■ What the task requires: Your task is to print every entry below exactly as given.

## BEGIN Data shown

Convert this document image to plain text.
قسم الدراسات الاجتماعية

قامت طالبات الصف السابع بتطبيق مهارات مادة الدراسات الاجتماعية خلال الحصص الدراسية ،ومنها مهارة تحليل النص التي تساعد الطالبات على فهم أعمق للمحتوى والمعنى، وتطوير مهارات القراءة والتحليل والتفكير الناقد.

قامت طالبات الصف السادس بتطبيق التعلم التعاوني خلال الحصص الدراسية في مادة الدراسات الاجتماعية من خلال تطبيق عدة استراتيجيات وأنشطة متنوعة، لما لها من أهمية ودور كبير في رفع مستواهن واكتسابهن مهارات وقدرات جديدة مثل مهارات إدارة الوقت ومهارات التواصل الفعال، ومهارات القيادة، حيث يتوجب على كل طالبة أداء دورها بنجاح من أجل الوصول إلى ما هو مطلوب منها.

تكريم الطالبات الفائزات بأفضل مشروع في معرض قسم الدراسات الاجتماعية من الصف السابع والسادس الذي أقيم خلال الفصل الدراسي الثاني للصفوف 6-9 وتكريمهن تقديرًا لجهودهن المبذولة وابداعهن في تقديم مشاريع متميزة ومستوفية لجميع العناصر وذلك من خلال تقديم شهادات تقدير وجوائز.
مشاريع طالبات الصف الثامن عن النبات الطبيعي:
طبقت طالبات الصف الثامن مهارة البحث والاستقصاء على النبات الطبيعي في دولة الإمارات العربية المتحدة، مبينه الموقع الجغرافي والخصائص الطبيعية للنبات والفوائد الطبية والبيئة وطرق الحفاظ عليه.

## END Data shown

■ Task output:
Convert this document image to plain text.
قسم الدراسات الاجتماعية

قامت طالبات الصف السابع بتطبيق مهارات مادة الدراسات الاجتماعية خلال الحصص الدراسية ،ومنها مهارة تحليل النص التي تساعد الطالبات على فهم أعمق للمحتوى والمعنى، وتطوير مهارات القراءة والتحليل والتفكير الناقد.

قامت طالبات الصف السادس بتطبيق التعلم التعاوني خلال الحصص الدراسية في مادة الدراسات الاجتماعية من خلال تطبيق عدة استراتيجيات وأنشطة متنوعة، لما لها من أهمية ودور كبير في رفع مستواهن واكتسابهن مهارات وقدرات جديدة مثل مهارات إدارة الوقت ومهارات التواصل الفعال، ومهارات القيادة، حيث يتوجب على كل طالبة أداء دورها بنجاح من أجل الوصول إلى ما هو مطلوب منها.

تكريم الطالبات الفائزات بأفضل مشروع في معرض قسم الدراسات الاجتماعية من الصف السابع والسادس الذي أقيم خلال الفصل الدراسي الثاني للصفوف 6-9 وتكريمهن تقديرًا لجهودهن المبذولة وابداعهن في تقديم مشاريع متميزة ومستوفية لجميع العناصر وذلك من خلال تقديم شهادات تقدير وجوائز.
مشاريع طالبات الصف الثامن عن النبات الطبيعي:
طبقت طالبات الصف الثامن مهارة البحث والاستقصاء على النبات الطبيعي في دولة الإمارات العربية المتحدة، مبينه الموقع الجغرافي والخصائص الطبيعية للنبات والفوائد الطبية والبيئة وطرق الحفاظ عليه.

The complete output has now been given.